Esercizio scritto a: In che data fu arrestata Maria Oliverio, secondo l'articolo su Ciccilla?

Testo selezionato:
----------------

Titolo: Ciccilla, la brigantessa che ispirò Robin Hood

Autore: Isabella Fava


Articolo:
(da «Donna moderna» n. 11 del 2021)
A 17 anni sposò un ex soldato dell'esercito borbonico. A 21 combatteva sui monti della Sila contro quell'Unità d'Italia da cui si sentiva tradita. A 22 fu arrestata e condannata a morte. Una donna leggendaria che lottò per la sua libertà, affascinando perfino lo scrittore Alexandre Dumas. E che oggi riscopriamo protagonista di un romanzo potente
Si chiamava Maria Oliverio, ma per tutti era Ciccilla. Fu arrestata a 22 anni il 16 febbraio 1864, nascosta in una grotta nel bosco di Caccuri, nella Sila, «coi capelli corti da uomo, la faccia lorda e segnata da due anni sulle montagne, le unghie spezzate» scrive Giuseppe Catozzella nel suo nuovo romanzo «Italiana» (Mondadori). Ciccilla è la prima brigantessa della storia italiana, la prima e unica a guidare una banda in Calabria. E «Italiana» è la sua storia, raccontata in prima persona. C'è lei: bambina, poi ragazza, poi donna. Ci sono la sua famiglia, suo marito, il legame con la sua terra, i sogni e le sconfitte. Fino alla condanna a morte, poi commutata in ergastolo.
«La storia di Ciccilla è una storia di liberazione progressiva» racconta Catozzella. «All'inizio da un rapporto di amore e odio ferocissimo con la sorella Teresa. Poi da un legame molto passionale col marito Pietro Monaco, uomo idealista ma anche violento». Maria cresce in povertà. Con 6 fratelli, anche se l'unica traccia della sorella Teresa è una T tracciata col lapis sul muro del camino. Teresa era stata data in adozione a una famiglia ricca, però torna dalla sua, dopo che i suoi nuovi genitori vengono uccisi dai rivoltosi. Si accanisce su Maria e la caccia di casa. «Così Maria va a vivere con la zia sul bordo della montagna. E lì, in quei boschi, a contatto con la natura e gli animali, sente il richiamo di una parte più originaria, autentica. Quello sarà il momento in cui ritroverà se stessa». A 16 anni si innamora di Pietro, un ex soldato dell'esercito borbonico diventato prima un cospiratore poi un disertore. Si sposano l'anno successivo. E nell'estate del 1860, dopo lo sbarco di Garibaldi in Sicilia, «il mondo ha cominciato a cambiare»: Maria viene tradita dalla sorella, è arrestata, si vendica, e inizia una nuova trasformazione. Nel bosco. In quel momento decide di prendere le armi e combattere contro le ingiustizie. «È una donna che ha il coraggio di inseguire il sogno della sua libertà, che ha il coraggio di cercare se stessa e capire chi è destinata a essere. La sua è la storia di liberazione di una donna e contemporaneamente la storia di un Paese, il nostro, che cerca una strada per la sua liberazione» spiega Catozzella. «Raccontando di Ciccilla si raccontano i caratteri costitutivi di noi italiani: il fatto che il nostro Paese ne contenga al suo interno due - il Nord industrializzato su cui si è puntato fin dall'Unità di Italia, 160 anni fa, e il Sud che invece è ancora fondamentalmente agricolo - e poi il populismo, lo scollamento tra cittadini ed élite, e anche la scarsa identificazione con lo Stato, lo scarso senso civico e di comunità».

----------------

Righe fornite:
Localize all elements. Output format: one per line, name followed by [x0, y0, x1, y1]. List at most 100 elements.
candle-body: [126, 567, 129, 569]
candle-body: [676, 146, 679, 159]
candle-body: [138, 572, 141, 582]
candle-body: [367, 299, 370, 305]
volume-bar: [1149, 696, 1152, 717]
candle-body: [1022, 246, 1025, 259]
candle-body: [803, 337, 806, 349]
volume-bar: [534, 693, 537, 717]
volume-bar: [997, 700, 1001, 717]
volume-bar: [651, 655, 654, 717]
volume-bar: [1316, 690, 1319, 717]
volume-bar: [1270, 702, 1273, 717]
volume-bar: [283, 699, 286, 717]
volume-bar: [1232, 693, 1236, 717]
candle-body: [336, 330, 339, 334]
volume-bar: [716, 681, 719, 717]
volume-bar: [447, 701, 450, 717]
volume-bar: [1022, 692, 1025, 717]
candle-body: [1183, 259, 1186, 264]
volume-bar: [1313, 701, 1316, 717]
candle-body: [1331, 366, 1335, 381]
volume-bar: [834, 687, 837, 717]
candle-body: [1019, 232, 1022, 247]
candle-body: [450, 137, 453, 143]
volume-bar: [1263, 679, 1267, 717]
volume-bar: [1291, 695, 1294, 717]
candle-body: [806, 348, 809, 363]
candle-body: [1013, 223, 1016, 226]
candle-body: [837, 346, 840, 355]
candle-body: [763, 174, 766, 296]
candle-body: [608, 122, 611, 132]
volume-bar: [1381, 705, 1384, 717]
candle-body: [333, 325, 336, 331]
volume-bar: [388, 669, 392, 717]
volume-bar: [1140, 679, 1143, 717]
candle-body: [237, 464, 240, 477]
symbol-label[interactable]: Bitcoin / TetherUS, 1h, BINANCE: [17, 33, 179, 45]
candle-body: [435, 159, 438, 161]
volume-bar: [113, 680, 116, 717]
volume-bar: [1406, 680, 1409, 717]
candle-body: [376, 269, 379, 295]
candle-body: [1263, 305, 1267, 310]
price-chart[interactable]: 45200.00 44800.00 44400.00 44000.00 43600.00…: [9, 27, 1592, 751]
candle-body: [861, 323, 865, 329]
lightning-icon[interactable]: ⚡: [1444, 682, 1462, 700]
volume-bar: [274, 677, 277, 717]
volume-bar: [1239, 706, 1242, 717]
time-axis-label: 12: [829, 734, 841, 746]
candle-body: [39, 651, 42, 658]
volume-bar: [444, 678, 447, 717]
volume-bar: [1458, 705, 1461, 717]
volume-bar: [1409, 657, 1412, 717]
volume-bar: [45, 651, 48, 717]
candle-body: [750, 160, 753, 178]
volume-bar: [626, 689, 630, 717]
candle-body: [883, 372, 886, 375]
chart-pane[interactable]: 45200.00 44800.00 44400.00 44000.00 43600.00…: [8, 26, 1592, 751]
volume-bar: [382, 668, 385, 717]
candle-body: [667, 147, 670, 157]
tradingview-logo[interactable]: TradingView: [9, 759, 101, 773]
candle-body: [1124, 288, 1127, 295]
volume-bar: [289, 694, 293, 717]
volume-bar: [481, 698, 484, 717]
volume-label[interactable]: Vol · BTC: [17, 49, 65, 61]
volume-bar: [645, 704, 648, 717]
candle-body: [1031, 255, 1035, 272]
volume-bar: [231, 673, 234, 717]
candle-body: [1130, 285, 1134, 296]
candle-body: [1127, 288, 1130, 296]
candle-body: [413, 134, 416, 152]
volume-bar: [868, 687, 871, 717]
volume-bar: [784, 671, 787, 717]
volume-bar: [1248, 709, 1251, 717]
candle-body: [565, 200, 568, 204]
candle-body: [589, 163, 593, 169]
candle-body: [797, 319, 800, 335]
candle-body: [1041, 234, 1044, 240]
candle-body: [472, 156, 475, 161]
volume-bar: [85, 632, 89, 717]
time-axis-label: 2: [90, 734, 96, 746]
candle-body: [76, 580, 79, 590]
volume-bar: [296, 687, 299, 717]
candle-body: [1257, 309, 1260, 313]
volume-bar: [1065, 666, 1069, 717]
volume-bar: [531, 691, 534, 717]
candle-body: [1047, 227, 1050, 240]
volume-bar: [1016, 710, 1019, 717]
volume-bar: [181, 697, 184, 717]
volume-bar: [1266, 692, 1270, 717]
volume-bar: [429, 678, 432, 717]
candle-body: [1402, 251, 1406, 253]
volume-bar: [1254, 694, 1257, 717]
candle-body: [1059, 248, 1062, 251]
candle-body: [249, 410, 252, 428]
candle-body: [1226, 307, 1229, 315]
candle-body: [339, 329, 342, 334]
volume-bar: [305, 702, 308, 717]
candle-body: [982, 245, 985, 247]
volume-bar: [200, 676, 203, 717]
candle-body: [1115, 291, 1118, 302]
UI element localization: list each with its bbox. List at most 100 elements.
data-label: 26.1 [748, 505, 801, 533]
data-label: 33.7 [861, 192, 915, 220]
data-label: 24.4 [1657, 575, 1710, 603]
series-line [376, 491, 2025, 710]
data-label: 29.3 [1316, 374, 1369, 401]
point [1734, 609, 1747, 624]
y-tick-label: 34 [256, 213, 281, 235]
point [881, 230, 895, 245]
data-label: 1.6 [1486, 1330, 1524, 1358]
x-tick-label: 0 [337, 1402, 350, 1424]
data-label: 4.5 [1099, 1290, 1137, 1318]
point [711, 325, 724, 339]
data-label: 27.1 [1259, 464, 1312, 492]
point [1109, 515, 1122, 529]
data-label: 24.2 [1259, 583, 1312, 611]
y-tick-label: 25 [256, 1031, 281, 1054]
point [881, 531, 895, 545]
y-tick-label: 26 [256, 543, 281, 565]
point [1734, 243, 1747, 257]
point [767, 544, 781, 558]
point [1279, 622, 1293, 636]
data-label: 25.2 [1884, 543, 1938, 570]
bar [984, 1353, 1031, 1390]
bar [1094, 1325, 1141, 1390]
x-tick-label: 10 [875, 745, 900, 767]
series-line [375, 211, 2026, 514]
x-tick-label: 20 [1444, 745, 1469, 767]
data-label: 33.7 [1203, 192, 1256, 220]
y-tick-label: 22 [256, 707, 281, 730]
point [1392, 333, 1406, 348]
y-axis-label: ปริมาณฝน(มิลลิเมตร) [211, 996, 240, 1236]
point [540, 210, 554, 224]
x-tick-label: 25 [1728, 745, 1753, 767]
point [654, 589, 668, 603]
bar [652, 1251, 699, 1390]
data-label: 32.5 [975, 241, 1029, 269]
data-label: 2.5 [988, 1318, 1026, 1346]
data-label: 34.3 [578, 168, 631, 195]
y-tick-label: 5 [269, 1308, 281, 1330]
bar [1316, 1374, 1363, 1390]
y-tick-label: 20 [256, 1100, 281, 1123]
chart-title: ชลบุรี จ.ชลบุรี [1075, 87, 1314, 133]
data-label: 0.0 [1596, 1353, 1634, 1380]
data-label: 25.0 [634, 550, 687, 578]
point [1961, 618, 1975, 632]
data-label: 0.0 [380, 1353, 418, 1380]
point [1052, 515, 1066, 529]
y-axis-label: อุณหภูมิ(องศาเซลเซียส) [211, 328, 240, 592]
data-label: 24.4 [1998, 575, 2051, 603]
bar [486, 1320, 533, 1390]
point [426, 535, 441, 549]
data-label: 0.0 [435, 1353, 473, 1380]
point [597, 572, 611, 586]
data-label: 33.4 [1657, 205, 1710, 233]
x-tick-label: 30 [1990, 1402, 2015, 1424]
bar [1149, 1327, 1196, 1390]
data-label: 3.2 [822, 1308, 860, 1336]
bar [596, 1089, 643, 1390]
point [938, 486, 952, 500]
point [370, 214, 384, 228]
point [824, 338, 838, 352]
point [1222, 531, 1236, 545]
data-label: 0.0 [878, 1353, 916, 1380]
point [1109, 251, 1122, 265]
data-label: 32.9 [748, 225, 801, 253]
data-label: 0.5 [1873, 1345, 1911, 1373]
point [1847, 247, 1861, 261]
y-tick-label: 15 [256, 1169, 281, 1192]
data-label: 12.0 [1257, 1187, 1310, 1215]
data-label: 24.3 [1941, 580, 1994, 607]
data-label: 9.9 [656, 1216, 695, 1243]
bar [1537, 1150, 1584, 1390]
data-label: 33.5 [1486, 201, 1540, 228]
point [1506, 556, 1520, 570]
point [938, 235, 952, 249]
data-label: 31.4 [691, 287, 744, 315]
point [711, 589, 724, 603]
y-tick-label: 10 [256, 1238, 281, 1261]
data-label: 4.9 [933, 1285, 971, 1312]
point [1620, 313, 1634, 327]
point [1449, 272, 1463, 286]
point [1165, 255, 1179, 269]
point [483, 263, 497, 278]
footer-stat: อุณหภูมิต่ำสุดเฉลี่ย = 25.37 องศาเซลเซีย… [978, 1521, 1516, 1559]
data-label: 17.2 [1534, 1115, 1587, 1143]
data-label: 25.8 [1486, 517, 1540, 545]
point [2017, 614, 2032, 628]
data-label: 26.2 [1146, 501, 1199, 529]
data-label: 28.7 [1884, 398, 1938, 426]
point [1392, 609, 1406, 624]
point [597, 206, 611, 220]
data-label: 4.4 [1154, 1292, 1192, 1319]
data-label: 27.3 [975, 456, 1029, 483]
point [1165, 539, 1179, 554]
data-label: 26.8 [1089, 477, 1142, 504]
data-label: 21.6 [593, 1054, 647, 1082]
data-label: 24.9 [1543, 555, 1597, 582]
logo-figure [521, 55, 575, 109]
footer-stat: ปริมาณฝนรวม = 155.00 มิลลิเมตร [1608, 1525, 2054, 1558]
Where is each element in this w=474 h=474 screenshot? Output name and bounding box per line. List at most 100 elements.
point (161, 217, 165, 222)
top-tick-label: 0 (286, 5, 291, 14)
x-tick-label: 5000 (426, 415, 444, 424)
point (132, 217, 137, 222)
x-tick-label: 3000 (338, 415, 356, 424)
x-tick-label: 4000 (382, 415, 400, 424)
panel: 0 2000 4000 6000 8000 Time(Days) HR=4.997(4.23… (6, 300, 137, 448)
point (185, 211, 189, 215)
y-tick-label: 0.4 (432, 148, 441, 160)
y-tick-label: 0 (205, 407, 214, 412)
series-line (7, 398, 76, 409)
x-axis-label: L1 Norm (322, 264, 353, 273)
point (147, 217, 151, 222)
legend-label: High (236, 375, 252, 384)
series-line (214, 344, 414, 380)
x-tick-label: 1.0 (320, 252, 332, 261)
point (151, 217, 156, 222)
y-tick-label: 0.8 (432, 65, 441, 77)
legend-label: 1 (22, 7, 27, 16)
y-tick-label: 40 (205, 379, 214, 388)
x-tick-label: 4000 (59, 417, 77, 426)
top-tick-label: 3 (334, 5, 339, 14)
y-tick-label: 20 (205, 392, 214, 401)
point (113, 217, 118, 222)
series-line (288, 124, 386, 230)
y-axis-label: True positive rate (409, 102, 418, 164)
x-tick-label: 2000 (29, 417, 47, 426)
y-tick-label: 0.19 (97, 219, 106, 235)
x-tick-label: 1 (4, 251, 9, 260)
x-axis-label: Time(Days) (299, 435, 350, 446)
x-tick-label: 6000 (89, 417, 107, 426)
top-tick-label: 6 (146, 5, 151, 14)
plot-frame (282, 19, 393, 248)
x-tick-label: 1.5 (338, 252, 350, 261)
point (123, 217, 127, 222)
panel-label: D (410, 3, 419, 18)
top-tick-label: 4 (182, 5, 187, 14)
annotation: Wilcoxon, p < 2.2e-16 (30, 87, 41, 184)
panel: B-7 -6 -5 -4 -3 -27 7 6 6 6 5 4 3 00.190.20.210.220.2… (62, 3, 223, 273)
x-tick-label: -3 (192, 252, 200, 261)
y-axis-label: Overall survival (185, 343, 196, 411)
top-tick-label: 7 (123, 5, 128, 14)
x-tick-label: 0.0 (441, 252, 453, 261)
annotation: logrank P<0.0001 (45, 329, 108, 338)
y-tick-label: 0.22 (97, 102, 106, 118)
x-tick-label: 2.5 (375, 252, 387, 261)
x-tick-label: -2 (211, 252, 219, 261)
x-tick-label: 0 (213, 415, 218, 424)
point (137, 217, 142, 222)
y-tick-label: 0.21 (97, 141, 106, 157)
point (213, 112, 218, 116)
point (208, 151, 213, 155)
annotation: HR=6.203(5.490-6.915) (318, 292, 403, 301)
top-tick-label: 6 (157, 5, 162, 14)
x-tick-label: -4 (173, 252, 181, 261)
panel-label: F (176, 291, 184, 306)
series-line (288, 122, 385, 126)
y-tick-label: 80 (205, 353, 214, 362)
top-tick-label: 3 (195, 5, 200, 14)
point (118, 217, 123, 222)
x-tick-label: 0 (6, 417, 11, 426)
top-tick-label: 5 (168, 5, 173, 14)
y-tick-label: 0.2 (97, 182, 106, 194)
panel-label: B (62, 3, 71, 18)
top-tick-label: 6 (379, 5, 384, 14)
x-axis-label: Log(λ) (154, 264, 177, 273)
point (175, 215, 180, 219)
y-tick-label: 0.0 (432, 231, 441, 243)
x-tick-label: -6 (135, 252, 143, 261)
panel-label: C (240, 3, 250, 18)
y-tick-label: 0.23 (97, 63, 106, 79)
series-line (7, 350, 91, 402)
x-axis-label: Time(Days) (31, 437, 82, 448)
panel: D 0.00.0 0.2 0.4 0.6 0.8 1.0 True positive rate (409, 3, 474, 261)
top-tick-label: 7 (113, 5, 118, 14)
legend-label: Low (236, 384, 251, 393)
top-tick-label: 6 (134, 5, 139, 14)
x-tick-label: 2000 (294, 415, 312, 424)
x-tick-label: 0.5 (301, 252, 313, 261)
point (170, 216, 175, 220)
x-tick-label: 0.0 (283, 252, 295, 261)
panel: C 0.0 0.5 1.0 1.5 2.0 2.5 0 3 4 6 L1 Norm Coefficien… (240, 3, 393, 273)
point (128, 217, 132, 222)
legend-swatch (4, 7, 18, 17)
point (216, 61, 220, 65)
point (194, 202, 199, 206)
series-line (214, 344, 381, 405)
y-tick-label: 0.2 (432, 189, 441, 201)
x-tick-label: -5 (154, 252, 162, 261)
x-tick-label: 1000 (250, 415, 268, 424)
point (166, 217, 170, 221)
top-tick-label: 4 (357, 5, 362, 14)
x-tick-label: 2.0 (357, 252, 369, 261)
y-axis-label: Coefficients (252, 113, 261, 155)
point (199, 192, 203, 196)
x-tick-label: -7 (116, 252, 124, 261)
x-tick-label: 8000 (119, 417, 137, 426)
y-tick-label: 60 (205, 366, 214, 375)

----------------

Esercizio scritto b: Ricopia le righe dell'elenco di dati riportato sopra, dalla prima fino a quella che contiene "volume-bar: [1239, 706, 1242, 717]", entrambe incluse.

Soluzione esercizio a: Il 16 febbraio 1864.

Soluzione esercizio b:
Localize all elements. Output format: one per line, name followed by [x0, y0, x1, y1]. List at most 100 elements.
candle-body: [126, 567, 129, 569]
candle-body: [676, 146, 679, 159]
candle-body: [138, 572, 141, 582]
candle-body: [367, 299, 370, 305]
volume-bar: [1149, 696, 1152, 717]
candle-body: [1022, 246, 1025, 259]
candle-body: [803, 337, 806, 349]
volume-bar: [534, 693, 537, 717]
volume-bar: [997, 700, 1001, 717]
volume-bar: [651, 655, 654, 717]
volume-bar: [1316, 690, 1319, 717]
volume-bar: [1270, 702, 1273, 717]
volume-bar: [283, 699, 286, 717]
volume-bar: [1232, 693, 1236, 717]
candle-body: [336, 330, 339, 334]
volume-bar: [716, 681, 719, 717]
volume-bar: [447, 701, 450, 717]
volume-bar: [1022, 692, 1025, 717]
candle-body: [1183, 259, 1186, 264]
volume-bar: [1313, 701, 1316, 717]
candle-body: [1331, 366, 1335, 381]
volume-bar: [834, 687, 837, 717]
candle-body: [1019, 232, 1022, 247]
candle-body: [450, 137, 453, 143]
volume-bar: [1263, 679, 1267, 717]
volume-bar: [1291, 695, 1294, 717]
candle-body: [806, 348, 809, 363]
candle-body: [1013, 223, 1016, 226]
candle-body: [837, 346, 840, 355]
candle-body: [763, 174, 766, 296]
candle-body: [608, 122, 611, 132]
volume-bar: [1381, 705, 1384, 717]
candle-body: [333, 325, 336, 331]
volume-bar: [388, 669, 392, 717]
volume-bar: [1140, 679, 1143, 717]
candle-body: [237, 464, 240, 477]
symbol-label[interactable]: Bitcoin / TetherUS, 1h, BINANCE: [17, 33, 179, 45]
candle-body: [435, 159, 438, 161]
volume-bar: [113, 680, 116, 717]
volume-bar: [1406, 680, 1409, 717]
candle-body: [376, 269, 379, 295]
candle-body: [1263, 305, 1267, 310]
price-chart[interactable]: 45200.00 44800.00 44400.00 44000.00 43600.00…: [9, 27, 1592, 751]
candle-body: [861, 323, 865, 329]
lightning-icon[interactable]: ⚡: [1444, 682, 1462, 700]
volume-bar: [274, 677, 277, 717]
volume-bar: [1239, 706, 1242, 717]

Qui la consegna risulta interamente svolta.